::: Given data

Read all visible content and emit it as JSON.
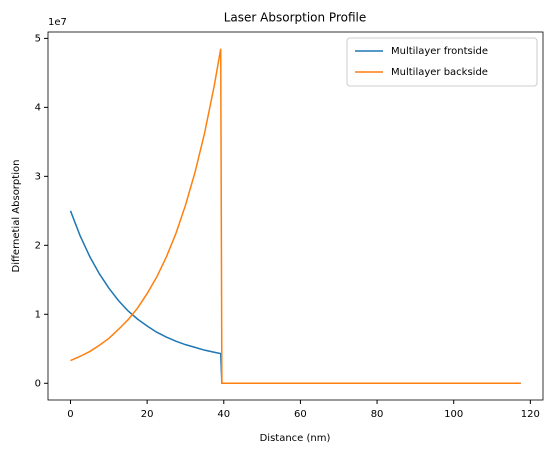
{
  "chart_data": {
    "type": "line",
    "title": "Laser Absorption Profile",
    "x_label": "Distance (nm)",
    "y_label": "Differnetial Absorption",
    "y_offset_text": "1e7",
    "x": [
      0,
      2.5,
      5,
      7.5,
      10,
      12.5,
      15,
      17.5,
      20,
      22.5,
      25,
      27.5,
      30,
      32.5,
      35,
      37.5,
      39.2,
      39.5,
      117.5
    ],
    "series": [
      {
        "name": "Multilayer frontside",
        "color": "#1f77b4",
        "values": [
          25000000,
          21400000,
          18400000,
          15900000,
          13800000,
          12000000,
          10500000,
          9300000,
          8300000,
          7400000,
          6700000,
          6100000,
          5600000,
          5200000,
          4800000,
          4500000,
          4300000,
          0,
          0
        ]
      },
      {
        "name": "Multilayer backside",
        "color": "#ff7f0e",
        "values": [
          3300000,
          3900000,
          4600000,
          5500000,
          6500000,
          7800000,
          9200000,
          10900000,
          13000000,
          15400000,
          18300000,
          21700000,
          25800000,
          30600000,
          36300000,
          43100000,
          48500000,
          0,
          0
        ]
      }
    ],
    "xlim": [
      -5.87,
      123.3
    ],
    "ylim": [
      -2425000,
      50925000
    ],
    "xticks": [
      0,
      20,
      40,
      60,
      80,
      100,
      120
    ],
    "yticks": [
      {
        "value": 0,
        "label": "0"
      },
      {
        "value": 10000000,
        "label": "1"
      },
      {
        "value": 20000000,
        "label": "2"
      },
      {
        "value": 30000000,
        "label": "3"
      },
      {
        "value": 40000000,
        "label": "4"
      },
      {
        "value": 50000000,
        "label": "5"
      }
    ],
    "legend": "upper right",
    "grid": false
  }
}
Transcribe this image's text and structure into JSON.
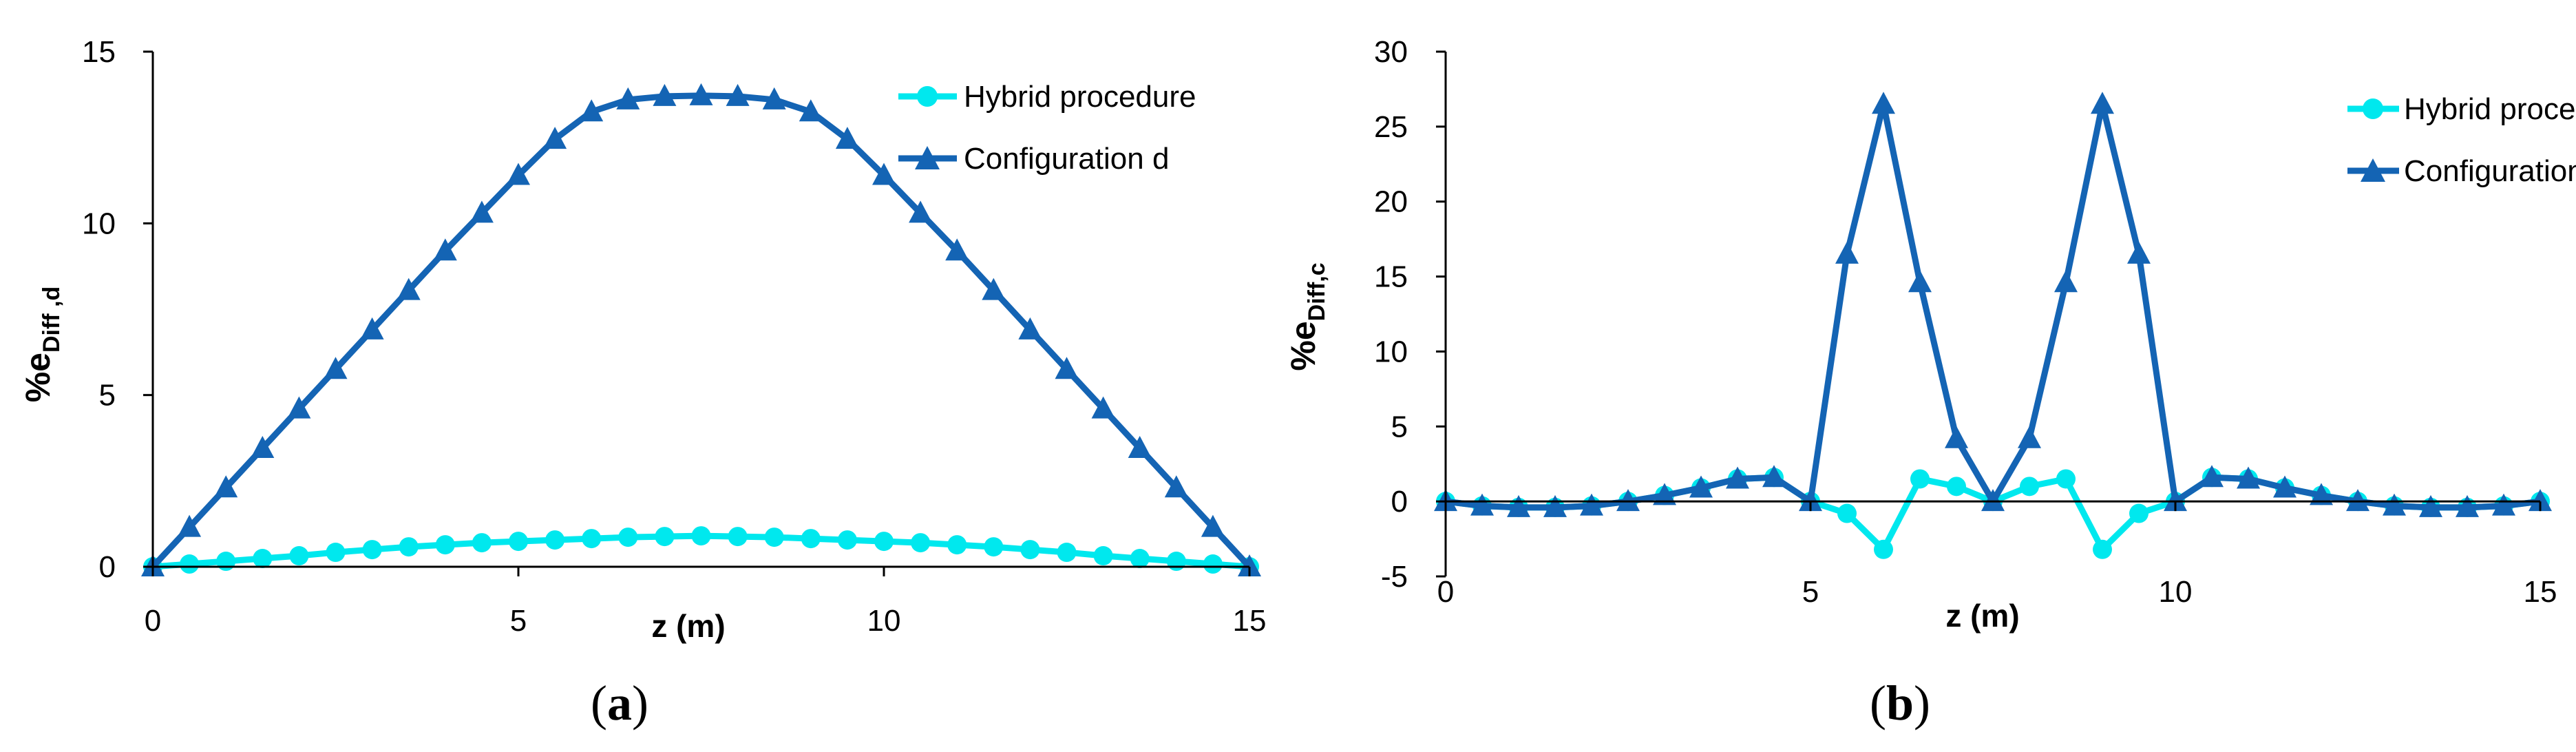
{
  "colors": {
    "hybrid": "#00e8ee",
    "config": "#1464b4",
    "axis": "#000000"
  },
  "chart_data": [
    {
      "id": "a",
      "type": "line",
      "panel_label": "a",
      "xlabel": "z (m)",
      "ylabel_main": "%e",
      "ylabel_sub": "Diff ,d",
      "xlim": [
        0,
        15
      ],
      "ylim": [
        0,
        15
      ],
      "xticks": [
        "0",
        "5",
        "10",
        "15"
      ],
      "yticks": [
        "0",
        "5",
        "10",
        "15"
      ],
      "series": [
        {
          "name": "Hybrid procedure",
          "marker": "circle",
          "x": [
            0,
            0.5,
            1,
            1.5,
            2,
            2.5,
            3,
            3.5,
            4,
            4.5,
            5,
            5.5,
            6,
            6.5,
            7,
            7.5,
            8,
            8.5,
            9,
            9.5,
            10,
            10.5,
            11,
            11.5,
            12,
            12.5,
            13,
            13.5,
            14,
            14.5,
            15
          ],
          "values": [
            0,
            0.08,
            0.16,
            0.24,
            0.32,
            0.42,
            0.5,
            0.58,
            0.64,
            0.7,
            0.74,
            0.78,
            0.82,
            0.86,
            0.88,
            0.9,
            0.88,
            0.86,
            0.82,
            0.78,
            0.74,
            0.7,
            0.64,
            0.58,
            0.5,
            0.42,
            0.32,
            0.24,
            0.16,
            0.08,
            0
          ]
        },
        {
          "name": "Configuration d",
          "marker": "triangle",
          "x": [
            0,
            0.5,
            1,
            1.5,
            2,
            2.5,
            3,
            3.5,
            4,
            4.5,
            5,
            5.5,
            6,
            6.5,
            7,
            7.5,
            8,
            8.5,
            9,
            9.5,
            10,
            10.5,
            11,
            11.5,
            12,
            12.5,
            13,
            13.5,
            14,
            14.5,
            15
          ],
          "values": [
            0,
            1.15,
            2.3,
            3.45,
            4.6,
            5.75,
            6.9,
            8.05,
            9.2,
            10.3,
            11.4,
            12.45,
            13.25,
            13.6,
            13.7,
            13.72,
            13.7,
            13.6,
            13.25,
            12.45,
            11.4,
            10.3,
            9.2,
            8.05,
            6.9,
            5.75,
            4.6,
            3.45,
            2.3,
            1.15,
            0
          ]
        }
      ]
    },
    {
      "id": "b",
      "type": "line",
      "panel_label": "b",
      "xlabel": "z (m)",
      "ylabel_main": "%e",
      "ylabel_sub": "Diff,c",
      "xlim": [
        0,
        15
      ],
      "ylim": [
        -5,
        30
      ],
      "xticks": [
        "0",
        "5",
        "10",
        "15"
      ],
      "yticks": [
        "-5",
        "0",
        "5",
        "10",
        "15",
        "20",
        "25",
        "30"
      ],
      "series": [
        {
          "name": "Hybrid procedure",
          "marker": "circle",
          "x": [
            0,
            0.5,
            1,
            1.5,
            2,
            2.5,
            3,
            3.5,
            4,
            4.5,
            5,
            5.5,
            6,
            6.5,
            7,
            7.5,
            8,
            8.5,
            9,
            9.5,
            10,
            10.5,
            11,
            11.5,
            12,
            12.5,
            13,
            13.5,
            14,
            14.5,
            15
          ],
          "values": [
            0,
            -0.3,
            -0.4,
            -0.4,
            -0.3,
            0,
            0.4,
            0.9,
            1.5,
            1.6,
            0,
            -0.8,
            -3.2,
            1.5,
            1.0,
            0,
            1.0,
            1.5,
            -3.2,
            -0.8,
            0,
            1.6,
            1.5,
            0.9,
            0.4,
            0,
            -0.3,
            -0.4,
            -0.4,
            -0.3,
            0
          ]
        },
        {
          "name": "Configuration d",
          "marker": "triangle",
          "x": [
            0,
            0.5,
            1,
            1.5,
            2,
            2.5,
            3,
            3.5,
            4,
            4.5,
            5,
            5.5,
            6,
            6.5,
            7,
            7.5,
            8,
            8.5,
            9,
            9.5,
            10,
            10.5,
            11,
            11.5,
            12,
            12.5,
            13,
            13.5,
            14,
            14.5,
            15
          ],
          "values": [
            0,
            -0.3,
            -0.4,
            -0.4,
            -0.3,
            0,
            0.4,
            0.9,
            1.5,
            1.6,
            0,
            16.5,
            26.5,
            14.6,
            4.2,
            0,
            4.2,
            14.6,
            26.5,
            16.5,
            0,
            1.6,
            1.5,
            0.9,
            0.4,
            0,
            -0.3,
            -0.4,
            -0.4,
            -0.3,
            0
          ]
        }
      ]
    }
  ]
}
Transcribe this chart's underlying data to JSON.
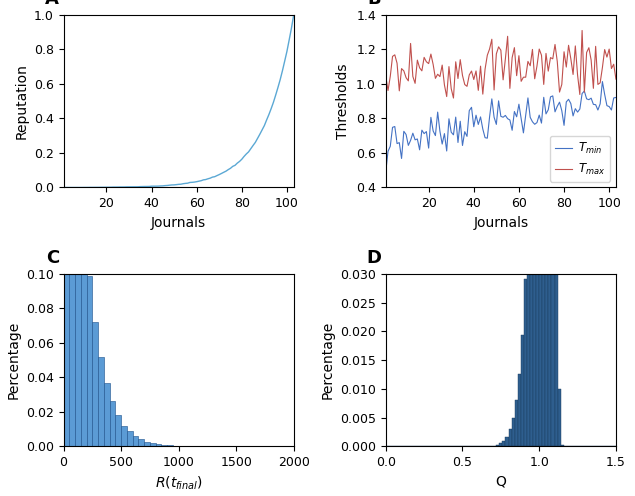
{
  "panel_A": {
    "label": "A",
    "xlabel": "Journals",
    "ylabel": "Reputation",
    "xlim": [
      1,
      103
    ],
    "ylim": [
      0,
      1
    ],
    "xticks": [
      20,
      40,
      60,
      80,
      100
    ],
    "yticks": [
      0,
      0.2,
      0.4,
      0.6,
      0.8,
      1.0
    ],
    "line_color": "#5BA8D4",
    "n_journals": 103
  },
  "panel_B": {
    "label": "B",
    "xlabel": "Journals",
    "ylabel": "Thresholds",
    "xlim": [
      1,
      103
    ],
    "ylim": [
      0.4,
      1.4
    ],
    "xticks": [
      20,
      40,
      60,
      80,
      100
    ],
    "yticks": [
      0.4,
      0.6,
      0.8,
      1.0,
      1.2,
      1.4
    ],
    "color_min": "#4472C4",
    "color_max": "#C0504D",
    "n_journals": 103
  },
  "panel_C": {
    "label": "C",
    "xlabel": "R(t_final)",
    "ylabel": "Percentage",
    "xlim": [
      0,
      2000
    ],
    "ylim": [
      0,
      0.1
    ],
    "xticks": [
      0,
      500,
      1000,
      1500,
      2000
    ],
    "yticks": [
      0,
      0.02,
      0.04,
      0.06,
      0.08,
      0.1
    ],
    "bar_color": "#5B9BD5",
    "bar_edge_color": "#1A4F8A",
    "n_bins": 40,
    "dist_shape": 1.5,
    "dist_scale": 120
  },
  "panel_D": {
    "label": "D",
    "xlabel": "Q",
    "ylabel": "Percentage",
    "xlim": [
      0,
      1.5
    ],
    "ylim": [
      0,
      0.03
    ],
    "xticks": [
      0,
      0.5,
      1.0,
      1.5
    ],
    "yticks": [
      0,
      0.005,
      0.01,
      0.015,
      0.02,
      0.025,
      0.03
    ],
    "bar_color": "#2E5E8E",
    "bar_edge_color": "#1A3A5C",
    "n_bins": 75,
    "dist_alpha": 30,
    "dist_beta": 4
  },
  "background_color": "#FFFFFF",
  "label_fontsize": 13,
  "tick_fontsize": 9,
  "axis_label_fontsize": 10
}
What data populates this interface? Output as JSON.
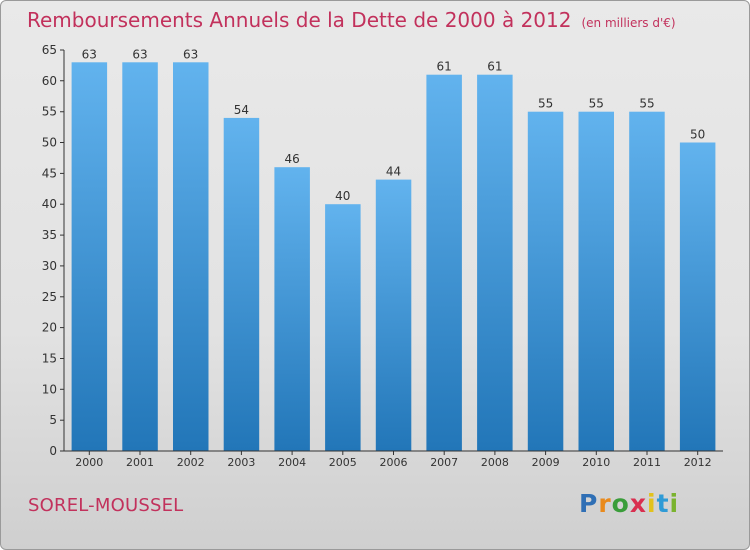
{
  "title": "Remboursements Annuels de la Dette de 2000 à 2012",
  "unit_note": "(en milliers d'€)",
  "commune": "SOREL-MOUSSEL",
  "logo": {
    "letters": [
      "P",
      "r",
      "o",
      "x",
      "i",
      "t",
      "i"
    ],
    "colors": [
      "#2f6fb5",
      "#e98a1c",
      "#3a9d3a",
      "#d92f4f",
      "#e2c21c",
      "#2f9bd6",
      "#7ab32e"
    ]
  },
  "colors": {
    "bar_light": "#62b3ee",
    "bar_dark": "#2276b8",
    "title": "#c2315c",
    "axis": "#333333"
  },
  "chart_data": {
    "type": "bar",
    "categories": [
      "2000",
      "2001",
      "2002",
      "2003",
      "2004",
      "2005",
      "2006",
      "2007",
      "2008",
      "2009",
      "2010",
      "2011",
      "2012"
    ],
    "values": [
      63,
      63,
      63,
      54,
      46,
      40,
      44,
      61,
      61,
      55,
      55,
      55,
      50
    ],
    "data_labels": [
      "63",
      "63",
      "63",
      "54",
      "46",
      "40",
      "44",
      "61",
      "61",
      "55",
      "55",
      "55",
      "50"
    ],
    "ylim": [
      0,
      65
    ],
    "yticks": [
      0,
      5,
      10,
      15,
      20,
      25,
      30,
      35,
      40,
      45,
      50,
      55,
      60,
      65
    ],
    "grid": false,
    "legend": "none"
  }
}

::::::

* **Aim of the task**
Repeat the lines from the line containing "What data populates" through the end of the material above exactly, with no pictures and nothing else.

* **Task result**
What data populates this interface? Output as JSON.
{
  "title": "Remboursements Annuels de la Dette de 2000 à 2012",
  "unit_note": "(en milliers d'€)",
  "commune": "SOREL-MOUSSEL",
  "logo": {
    "letters": [
      "P",
      "r",
      "o",
      "x",
      "i",
      "t",
      "i"
    ],
    "colors": [
      "#2f6fb5",
      "#e98a1c",
      "#3a9d3a",
      "#d92f4f",
      "#e2c21c",
      "#2f9bd6",
      "#7ab32e"
    ]
  },
  "colors": {
    "bar_light": "#62b3ee",
    "bar_dark": "#2276b8",
    "title": "#c2315c",
    "axis": "#333333"
  },
  "chart_data": {
    "type": "bar",
    "categories": [
      "2000",
      "2001",
      "2002",
      "2003",
      "2004",
      "2005",
      "2006",
      "2007",
      "2008",
      "2009",
      "2010",
      "2011",
      "2012"
    ],
    "values": [
      63,
      63,
      63,
      54,
      46,
      40,
      44,
      61,
      61,
      55,
      55,
      55,
      50
    ],
    "data_labels": [
      "63",
      "63",
      "63",
      "54",
      "46",
      "40",
      "44",
      "61",
      "61",
      "55",
      "55",
      "55",
      "50"
    ],
    "ylim": [
      0,
      65
    ],
    "yticks": [
      0,
      5,
      10,
      15,
      20,
      25,
      30,
      35,
      40,
      45,
      50,
      55,
      60,
      65
    ],
    "grid": false,
    "legend": "none"
  }
}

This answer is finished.